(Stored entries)
════
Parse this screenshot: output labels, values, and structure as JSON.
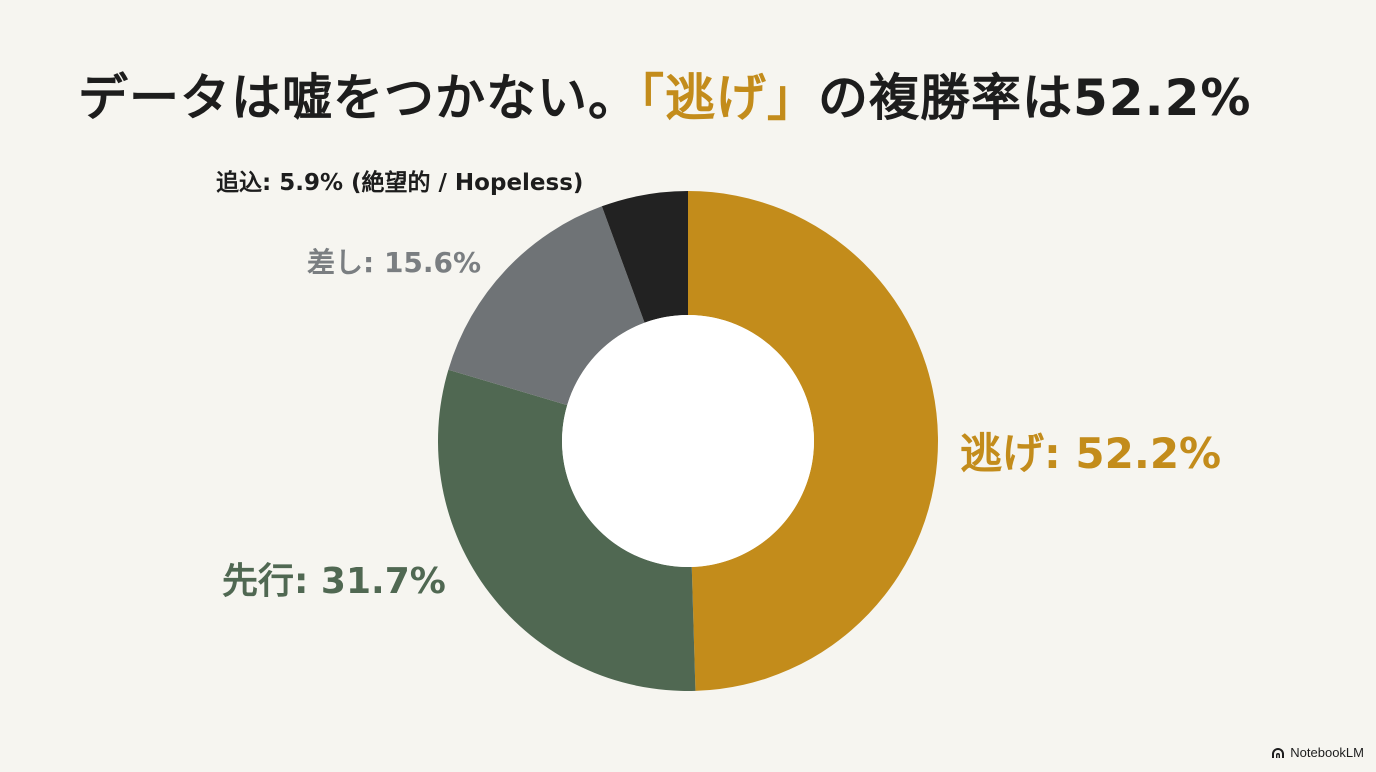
{
  "title": {
    "prefix": "データは嘘をつかない。",
    "accent": "「逃げ」",
    "suffix": "の複勝率は52.2%"
  },
  "chart_data": {
    "type": "pie",
    "donut": true,
    "title": "データは嘘をつかない。「逃げ」の複勝率は52.2%",
    "slices": [
      {
        "name": "逃げ",
        "value": 52.2,
        "label": "逃げ: 52.2%",
        "color": "#c38c1b"
      },
      {
        "name": "先行",
        "value": 31.7,
        "label": "先行: 31.7%",
        "color": "#506852"
      },
      {
        "name": "差し",
        "value": 15.6,
        "label": "差し: 15.6%",
        "color": "#6f7376"
      },
      {
        "name": "追込",
        "value": 5.9,
        "label": "追込: 5.9% (絶望的 / Hopeless)",
        "color": "#222222"
      }
    ],
    "start": "12 o'clock",
    "direction": "clockwise"
  },
  "label_styles": {
    "逃げ": {
      "color": "#c38c1b"
    },
    "先行": {
      "color": "#506852"
    },
    "差し": {
      "color": "#7a7e81"
    },
    "追込": {
      "color": "#1d1d1d"
    }
  },
  "brand": {
    "text": "NotebookLM"
  }
}
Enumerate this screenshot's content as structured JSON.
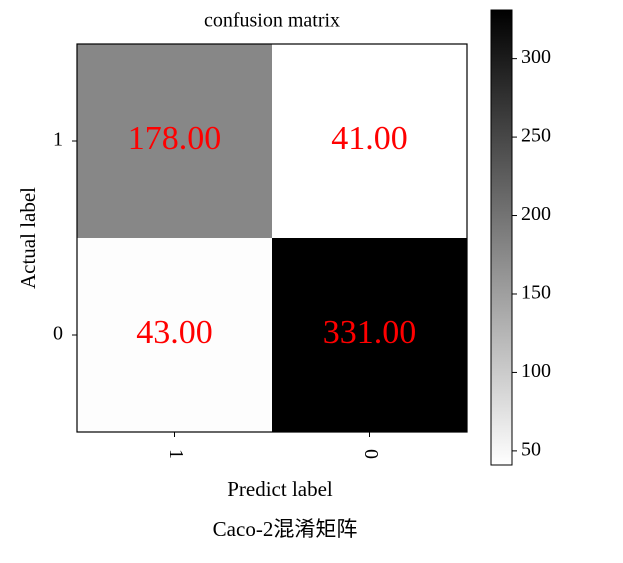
{
  "chart_data": {
    "type": "heatmap",
    "title": "confusion matrix",
    "x_label": "Predict label",
    "y_label": "Actual label",
    "caption": "Caco-2混淆矩阵",
    "x_categories": [
      "1",
      "0"
    ],
    "y_categories": [
      "1",
      "0"
    ],
    "values": [
      [
        178,
        41
      ],
      [
        43,
        331
      ]
    ],
    "value_labels": [
      [
        "178.00",
        "41.00"
      ],
      [
        "43.00",
        "331.00"
      ]
    ],
    "value_label_color": "#ff0000",
    "colormap": [
      "#ffffff",
      "#000000"
    ],
    "zlim": [
      41,
      331
    ],
    "zticks": [
      50,
      100,
      150,
      200,
      250,
      300
    ]
  }
}
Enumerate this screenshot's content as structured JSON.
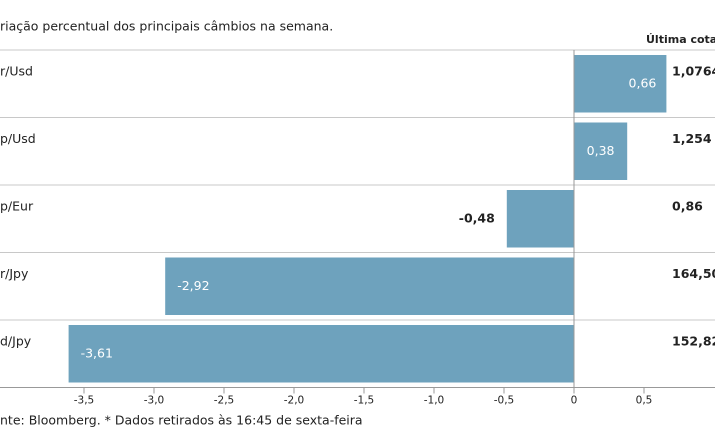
{
  "chart_data": {
    "type": "hbar",
    "title": "riação percentual dos principais câmbios na semana.",
    "categories": [
      "r/Usd",
      "p/Usd",
      "p/Eur",
      "r/Jpy",
      "d/Jpy"
    ],
    "values": [
      0.66,
      0.38,
      -0.48,
      -2.92,
      -3.61
    ],
    "value_labels": [
      "0,66",
      "0,38",
      "-0,48",
      "-2,92",
      "-3,61"
    ],
    "color": "#6ea2bd",
    "xlim": [
      -4.1,
      0.9
    ],
    "xticks": [
      {
        "value": -3.5,
        "label": "-3,5"
      },
      {
        "value": -3,
        "label": "-3,0"
      },
      {
        "value": -2.5,
        "label": "-2,5"
      },
      {
        "value": -2,
        "label": "-2,0"
      },
      {
        "value": -1.5,
        "label": "-1,5"
      },
      {
        "value": -1,
        "label": "-1,0"
      },
      {
        "value": -0.5,
        "label": "-0,5"
      },
      0,
      {
        "value": 0.5,
        "label": "0,5"
      }
    ],
    "side_column": {
      "header": "Última cotaç",
      "values": [
        "1,0764",
        "1,254",
        "0,86",
        "164,50",
        "152,82"
      ]
    },
    "source": "nte: Bloomberg.  * Dados retirados às 16:45 de sexta-feira"
  }
}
════
> STATED GOAL: Copy every line in the entries above that has the string "title" in it.

> TASK SOLUTION:
  "title": {
    "title": "データは嘘をつかない。「逃げ」の複勝率は52.2%",
    "title": "confusion matrix",
    "title": "riação percentual dos principais câmbios na semana.",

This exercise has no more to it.